Give the data again exactly as written, skipping any pictures.

********

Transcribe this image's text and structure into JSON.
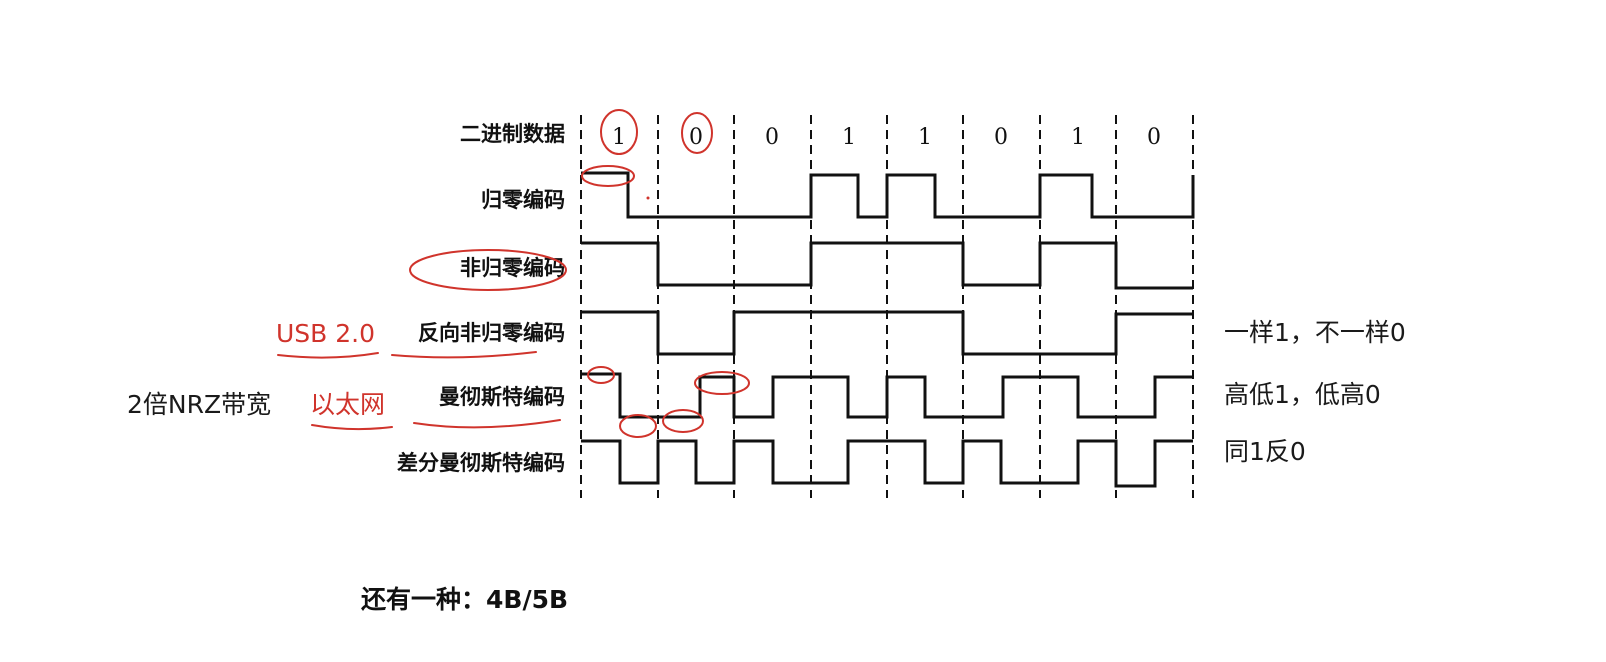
{
  "bits": [
    "1",
    "0",
    "0",
    "1",
    "1",
    "0",
    "1",
    "0"
  ],
  "rows": [
    {
      "id": "binary",
      "label": "二进制数据"
    },
    {
      "id": "rz",
      "label": "归零编码"
    },
    {
      "id": "nrz",
      "label": "非归零编码"
    },
    {
      "id": "nrzi",
      "label": "反向非归零编码"
    },
    {
      "id": "manchester",
      "label": "曼彻斯特编码"
    },
    {
      "id": "diff_manchester",
      "label": "差分曼彻斯特编码"
    }
  ],
  "annotations": {
    "usb": "USB 2.0",
    "bandwidth": "2倍NRZ带宽",
    "ethernet": "以太网"
  },
  "notes": {
    "nrzi": "一样1，不一样0",
    "manchester": "高低1，低高0",
    "diff_manchester": "同1反0"
  },
  "footer": "还有一种：4B/5B",
  "colors": {
    "ink": "#111111",
    "annotation": "#d0342c"
  }
}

********

## EXERCISE RESULT
Transcribe this image's text and structure into JSON.
{
  "bits": [
    "1",
    "0",
    "0",
    "1",
    "1",
    "0",
    "1",
    "0"
  ],
  "rows": [
    {
      "id": "binary",
      "label": "二进制数据"
    },
    {
      "id": "rz",
      "label": "归零编码"
    },
    {
      "id": "nrz",
      "label": "非归零编码"
    },
    {
      "id": "nrzi",
      "label": "反向非归零编码"
    },
    {
      "id": "manchester",
      "label": "曼彻斯特编码"
    },
    {
      "id": "diff_manchester",
      "label": "差分曼彻斯特编码"
    }
  ],
  "annotations": {
    "usb": "USB 2.0",
    "bandwidth": "2倍NRZ带宽",
    "ethernet": "以太网"
  },
  "notes": {
    "nrzi": "一样1，不一样0",
    "manchester": "高低1，低高0",
    "diff_manchester": "同1反0"
  },
  "footer": "还有一种：4B/5B",
  "colors": {
    "ink": "#111111",
    "annotation": "#d0342c"
  }
}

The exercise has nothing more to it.